- _Problem statement_: Count how many lines hold the string "Sequence". Answer with that number and nothing more.

- _Dataset entries_:
[start]

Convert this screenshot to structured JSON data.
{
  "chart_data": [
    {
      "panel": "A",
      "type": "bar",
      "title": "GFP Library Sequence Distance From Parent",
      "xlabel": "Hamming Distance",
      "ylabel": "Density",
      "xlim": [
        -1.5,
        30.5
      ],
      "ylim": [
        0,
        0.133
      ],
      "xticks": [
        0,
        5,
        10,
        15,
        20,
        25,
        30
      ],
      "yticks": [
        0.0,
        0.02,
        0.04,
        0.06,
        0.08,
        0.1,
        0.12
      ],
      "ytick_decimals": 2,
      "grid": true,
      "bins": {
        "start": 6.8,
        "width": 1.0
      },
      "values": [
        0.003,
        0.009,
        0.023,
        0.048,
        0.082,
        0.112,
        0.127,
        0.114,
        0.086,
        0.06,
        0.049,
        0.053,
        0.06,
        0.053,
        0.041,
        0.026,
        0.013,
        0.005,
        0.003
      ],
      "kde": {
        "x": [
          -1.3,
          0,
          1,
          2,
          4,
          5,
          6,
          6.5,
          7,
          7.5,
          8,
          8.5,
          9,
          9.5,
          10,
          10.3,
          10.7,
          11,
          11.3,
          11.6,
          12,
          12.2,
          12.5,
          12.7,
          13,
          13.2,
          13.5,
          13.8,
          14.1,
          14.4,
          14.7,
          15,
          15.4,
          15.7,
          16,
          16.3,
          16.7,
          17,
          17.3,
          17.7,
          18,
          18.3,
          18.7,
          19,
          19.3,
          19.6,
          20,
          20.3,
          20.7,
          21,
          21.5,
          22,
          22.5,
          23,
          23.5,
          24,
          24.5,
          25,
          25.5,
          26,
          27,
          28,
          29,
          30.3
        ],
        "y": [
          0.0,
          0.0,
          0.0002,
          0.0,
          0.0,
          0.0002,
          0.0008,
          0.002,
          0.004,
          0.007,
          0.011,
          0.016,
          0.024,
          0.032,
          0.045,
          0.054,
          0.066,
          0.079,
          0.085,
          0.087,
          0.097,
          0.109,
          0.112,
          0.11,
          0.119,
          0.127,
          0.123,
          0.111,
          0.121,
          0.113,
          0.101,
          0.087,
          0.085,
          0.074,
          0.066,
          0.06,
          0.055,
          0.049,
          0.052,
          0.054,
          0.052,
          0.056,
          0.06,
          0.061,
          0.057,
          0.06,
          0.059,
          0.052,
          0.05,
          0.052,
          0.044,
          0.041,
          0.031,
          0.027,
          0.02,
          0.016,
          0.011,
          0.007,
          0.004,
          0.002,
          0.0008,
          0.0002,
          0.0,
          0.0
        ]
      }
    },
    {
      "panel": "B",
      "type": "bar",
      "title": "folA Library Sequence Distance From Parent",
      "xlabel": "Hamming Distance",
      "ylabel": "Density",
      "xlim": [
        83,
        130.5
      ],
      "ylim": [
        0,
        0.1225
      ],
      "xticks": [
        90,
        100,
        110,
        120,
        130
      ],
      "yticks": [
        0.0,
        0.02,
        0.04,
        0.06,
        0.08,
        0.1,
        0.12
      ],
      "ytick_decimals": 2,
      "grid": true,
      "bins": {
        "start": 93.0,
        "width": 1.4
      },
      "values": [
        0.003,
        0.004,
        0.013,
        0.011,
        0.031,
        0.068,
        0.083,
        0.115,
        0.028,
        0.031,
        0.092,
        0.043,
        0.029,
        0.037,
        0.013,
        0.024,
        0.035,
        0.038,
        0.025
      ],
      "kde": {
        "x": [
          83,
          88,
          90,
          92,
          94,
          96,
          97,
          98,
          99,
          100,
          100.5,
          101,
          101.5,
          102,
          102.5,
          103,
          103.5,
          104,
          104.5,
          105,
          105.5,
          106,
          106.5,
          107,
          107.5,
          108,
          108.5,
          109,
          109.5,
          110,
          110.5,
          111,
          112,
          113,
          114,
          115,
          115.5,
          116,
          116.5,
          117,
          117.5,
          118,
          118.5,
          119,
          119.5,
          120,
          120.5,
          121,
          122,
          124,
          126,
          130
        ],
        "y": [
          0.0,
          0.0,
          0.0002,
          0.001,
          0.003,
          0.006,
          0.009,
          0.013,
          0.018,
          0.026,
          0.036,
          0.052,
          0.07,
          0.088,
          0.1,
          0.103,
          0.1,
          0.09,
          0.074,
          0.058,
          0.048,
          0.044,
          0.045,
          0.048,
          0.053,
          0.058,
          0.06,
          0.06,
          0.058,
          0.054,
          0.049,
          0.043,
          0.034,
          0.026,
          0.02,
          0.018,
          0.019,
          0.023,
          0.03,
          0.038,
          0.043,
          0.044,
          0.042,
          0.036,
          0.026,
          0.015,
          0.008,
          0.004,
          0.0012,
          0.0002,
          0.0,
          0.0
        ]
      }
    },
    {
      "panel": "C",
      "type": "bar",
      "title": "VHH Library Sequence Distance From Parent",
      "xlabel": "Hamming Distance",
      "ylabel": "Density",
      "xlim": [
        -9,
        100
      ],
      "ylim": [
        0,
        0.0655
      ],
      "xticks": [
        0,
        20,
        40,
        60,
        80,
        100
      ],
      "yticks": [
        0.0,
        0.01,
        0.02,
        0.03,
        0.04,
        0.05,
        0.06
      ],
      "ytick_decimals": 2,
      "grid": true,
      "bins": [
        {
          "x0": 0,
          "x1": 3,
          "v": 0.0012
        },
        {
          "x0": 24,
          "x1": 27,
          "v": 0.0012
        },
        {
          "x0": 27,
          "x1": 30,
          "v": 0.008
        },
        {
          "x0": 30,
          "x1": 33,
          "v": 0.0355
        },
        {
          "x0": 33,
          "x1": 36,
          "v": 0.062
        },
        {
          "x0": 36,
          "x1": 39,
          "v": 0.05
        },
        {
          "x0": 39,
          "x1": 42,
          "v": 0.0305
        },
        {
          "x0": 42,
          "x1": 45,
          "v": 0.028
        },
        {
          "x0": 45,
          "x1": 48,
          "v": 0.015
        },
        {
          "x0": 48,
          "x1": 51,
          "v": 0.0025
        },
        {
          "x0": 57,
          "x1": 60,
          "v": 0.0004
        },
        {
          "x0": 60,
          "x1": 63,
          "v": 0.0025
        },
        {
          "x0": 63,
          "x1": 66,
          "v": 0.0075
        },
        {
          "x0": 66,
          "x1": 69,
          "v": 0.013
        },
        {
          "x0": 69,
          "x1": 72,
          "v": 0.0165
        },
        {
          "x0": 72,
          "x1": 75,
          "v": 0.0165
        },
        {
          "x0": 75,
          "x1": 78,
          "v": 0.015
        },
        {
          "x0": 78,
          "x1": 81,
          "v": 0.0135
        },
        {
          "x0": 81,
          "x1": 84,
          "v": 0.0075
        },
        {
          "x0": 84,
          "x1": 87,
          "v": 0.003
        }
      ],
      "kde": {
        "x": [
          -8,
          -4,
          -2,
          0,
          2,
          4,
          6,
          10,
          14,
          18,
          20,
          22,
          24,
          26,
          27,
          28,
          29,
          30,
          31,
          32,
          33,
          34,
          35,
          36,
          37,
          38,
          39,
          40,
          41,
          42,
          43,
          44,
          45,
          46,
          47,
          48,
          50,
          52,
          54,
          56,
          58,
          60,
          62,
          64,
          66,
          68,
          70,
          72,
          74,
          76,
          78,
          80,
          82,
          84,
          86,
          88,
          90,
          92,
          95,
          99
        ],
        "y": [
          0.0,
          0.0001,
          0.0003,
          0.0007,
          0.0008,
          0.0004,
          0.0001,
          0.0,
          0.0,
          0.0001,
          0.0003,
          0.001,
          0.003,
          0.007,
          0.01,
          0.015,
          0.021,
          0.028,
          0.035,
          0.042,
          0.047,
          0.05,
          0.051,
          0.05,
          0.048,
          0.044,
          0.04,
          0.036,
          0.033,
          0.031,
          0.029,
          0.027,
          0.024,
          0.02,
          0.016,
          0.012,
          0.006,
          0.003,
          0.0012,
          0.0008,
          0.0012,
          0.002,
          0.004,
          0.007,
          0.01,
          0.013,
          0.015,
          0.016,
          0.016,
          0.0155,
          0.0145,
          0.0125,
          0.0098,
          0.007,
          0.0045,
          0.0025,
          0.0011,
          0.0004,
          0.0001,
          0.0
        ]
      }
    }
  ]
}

[end]

- _Written answer_: 3